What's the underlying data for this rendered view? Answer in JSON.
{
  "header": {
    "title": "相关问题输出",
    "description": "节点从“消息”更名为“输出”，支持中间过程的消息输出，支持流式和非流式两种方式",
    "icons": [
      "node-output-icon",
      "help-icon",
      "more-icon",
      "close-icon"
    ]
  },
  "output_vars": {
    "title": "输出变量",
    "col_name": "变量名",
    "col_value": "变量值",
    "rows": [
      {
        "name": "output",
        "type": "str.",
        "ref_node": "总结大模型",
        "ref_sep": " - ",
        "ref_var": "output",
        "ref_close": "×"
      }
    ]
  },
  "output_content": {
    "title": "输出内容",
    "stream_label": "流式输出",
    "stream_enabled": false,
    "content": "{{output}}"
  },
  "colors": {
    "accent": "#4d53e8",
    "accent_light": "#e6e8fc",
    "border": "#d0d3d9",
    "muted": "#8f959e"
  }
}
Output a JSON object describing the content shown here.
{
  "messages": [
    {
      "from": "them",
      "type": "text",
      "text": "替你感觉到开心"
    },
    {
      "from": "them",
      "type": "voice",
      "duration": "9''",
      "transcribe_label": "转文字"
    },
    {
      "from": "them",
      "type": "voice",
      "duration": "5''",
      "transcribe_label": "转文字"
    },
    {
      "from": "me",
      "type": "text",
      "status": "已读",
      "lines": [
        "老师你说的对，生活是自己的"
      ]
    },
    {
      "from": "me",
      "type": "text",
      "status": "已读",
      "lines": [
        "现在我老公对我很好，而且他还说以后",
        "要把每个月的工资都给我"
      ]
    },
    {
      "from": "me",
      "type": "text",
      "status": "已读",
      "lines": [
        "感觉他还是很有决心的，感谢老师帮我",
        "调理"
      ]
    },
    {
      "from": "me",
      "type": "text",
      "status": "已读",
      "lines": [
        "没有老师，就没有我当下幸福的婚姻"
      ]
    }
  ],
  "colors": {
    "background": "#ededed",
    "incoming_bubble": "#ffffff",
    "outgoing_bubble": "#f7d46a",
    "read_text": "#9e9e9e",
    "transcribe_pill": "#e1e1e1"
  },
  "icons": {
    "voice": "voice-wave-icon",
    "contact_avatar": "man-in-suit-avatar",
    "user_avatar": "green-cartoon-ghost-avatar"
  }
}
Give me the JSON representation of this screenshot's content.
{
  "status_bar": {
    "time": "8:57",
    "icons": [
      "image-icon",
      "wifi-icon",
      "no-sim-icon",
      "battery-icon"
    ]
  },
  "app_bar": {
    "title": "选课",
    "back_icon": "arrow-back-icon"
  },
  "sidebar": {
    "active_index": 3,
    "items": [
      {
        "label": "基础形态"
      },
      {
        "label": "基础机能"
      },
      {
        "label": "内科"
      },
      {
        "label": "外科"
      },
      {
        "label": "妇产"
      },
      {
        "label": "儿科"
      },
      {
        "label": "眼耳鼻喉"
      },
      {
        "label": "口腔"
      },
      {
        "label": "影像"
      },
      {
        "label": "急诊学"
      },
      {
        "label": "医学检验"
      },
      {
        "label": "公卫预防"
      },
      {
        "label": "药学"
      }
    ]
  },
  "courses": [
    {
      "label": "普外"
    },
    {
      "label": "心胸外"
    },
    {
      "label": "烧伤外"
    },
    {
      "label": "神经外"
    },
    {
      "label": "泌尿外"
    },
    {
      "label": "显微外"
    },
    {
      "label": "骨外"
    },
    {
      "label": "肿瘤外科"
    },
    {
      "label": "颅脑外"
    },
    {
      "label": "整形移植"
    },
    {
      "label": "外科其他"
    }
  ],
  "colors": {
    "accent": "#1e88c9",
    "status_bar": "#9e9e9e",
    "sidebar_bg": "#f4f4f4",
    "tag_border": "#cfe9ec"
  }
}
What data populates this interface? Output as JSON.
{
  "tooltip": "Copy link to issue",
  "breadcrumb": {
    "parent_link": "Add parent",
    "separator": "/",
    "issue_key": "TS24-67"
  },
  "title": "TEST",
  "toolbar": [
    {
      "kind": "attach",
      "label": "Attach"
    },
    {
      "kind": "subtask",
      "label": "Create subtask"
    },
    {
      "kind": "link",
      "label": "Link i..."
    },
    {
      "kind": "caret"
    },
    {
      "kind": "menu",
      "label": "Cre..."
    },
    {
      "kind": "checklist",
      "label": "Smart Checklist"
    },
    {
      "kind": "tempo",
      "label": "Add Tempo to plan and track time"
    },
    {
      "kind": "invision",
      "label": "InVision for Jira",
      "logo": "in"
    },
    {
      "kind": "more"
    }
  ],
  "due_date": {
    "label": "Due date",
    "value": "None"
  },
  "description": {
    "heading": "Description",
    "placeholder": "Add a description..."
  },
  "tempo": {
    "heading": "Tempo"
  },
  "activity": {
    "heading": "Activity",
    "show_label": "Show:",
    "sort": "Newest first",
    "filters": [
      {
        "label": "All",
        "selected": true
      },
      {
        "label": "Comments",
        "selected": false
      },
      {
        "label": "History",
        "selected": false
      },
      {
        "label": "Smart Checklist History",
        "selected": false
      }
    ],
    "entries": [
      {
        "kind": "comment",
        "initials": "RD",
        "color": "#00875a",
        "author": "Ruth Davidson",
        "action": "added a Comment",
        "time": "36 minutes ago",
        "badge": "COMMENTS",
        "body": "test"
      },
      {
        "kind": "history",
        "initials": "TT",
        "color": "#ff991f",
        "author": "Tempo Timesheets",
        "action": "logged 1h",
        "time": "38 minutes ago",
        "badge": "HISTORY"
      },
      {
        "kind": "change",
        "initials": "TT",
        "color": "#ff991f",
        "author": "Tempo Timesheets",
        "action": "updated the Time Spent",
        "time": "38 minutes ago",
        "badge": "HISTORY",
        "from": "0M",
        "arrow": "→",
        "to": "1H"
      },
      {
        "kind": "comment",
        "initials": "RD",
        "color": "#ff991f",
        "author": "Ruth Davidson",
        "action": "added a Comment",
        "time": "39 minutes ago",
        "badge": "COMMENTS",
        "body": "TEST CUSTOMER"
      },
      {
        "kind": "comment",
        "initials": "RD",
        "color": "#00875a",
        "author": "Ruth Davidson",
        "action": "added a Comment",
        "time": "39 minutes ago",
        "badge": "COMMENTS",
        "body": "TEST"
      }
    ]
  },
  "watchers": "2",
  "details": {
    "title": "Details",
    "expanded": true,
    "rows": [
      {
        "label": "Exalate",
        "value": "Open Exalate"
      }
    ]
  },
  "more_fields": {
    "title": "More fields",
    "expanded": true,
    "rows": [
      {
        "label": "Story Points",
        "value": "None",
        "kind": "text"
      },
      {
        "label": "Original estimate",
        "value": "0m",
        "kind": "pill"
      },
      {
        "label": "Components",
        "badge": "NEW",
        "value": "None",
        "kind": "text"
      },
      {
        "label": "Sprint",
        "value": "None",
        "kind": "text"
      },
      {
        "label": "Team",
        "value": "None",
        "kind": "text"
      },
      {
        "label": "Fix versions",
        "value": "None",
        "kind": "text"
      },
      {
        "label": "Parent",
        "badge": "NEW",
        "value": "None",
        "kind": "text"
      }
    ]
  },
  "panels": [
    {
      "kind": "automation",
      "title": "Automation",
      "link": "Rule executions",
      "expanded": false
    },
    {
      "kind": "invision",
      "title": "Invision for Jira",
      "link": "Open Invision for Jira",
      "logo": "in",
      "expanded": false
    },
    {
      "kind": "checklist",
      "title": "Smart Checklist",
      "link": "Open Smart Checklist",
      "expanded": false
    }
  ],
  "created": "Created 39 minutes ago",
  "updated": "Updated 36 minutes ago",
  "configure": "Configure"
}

:::

Written task: Extract every line of the records above that contains the word "this".

Task solution:
What's the underlying data for this rendered view? Answer in JSON.
Give me the JSON representation of this screenshot's content.
What data populates this interface? Output as JSON.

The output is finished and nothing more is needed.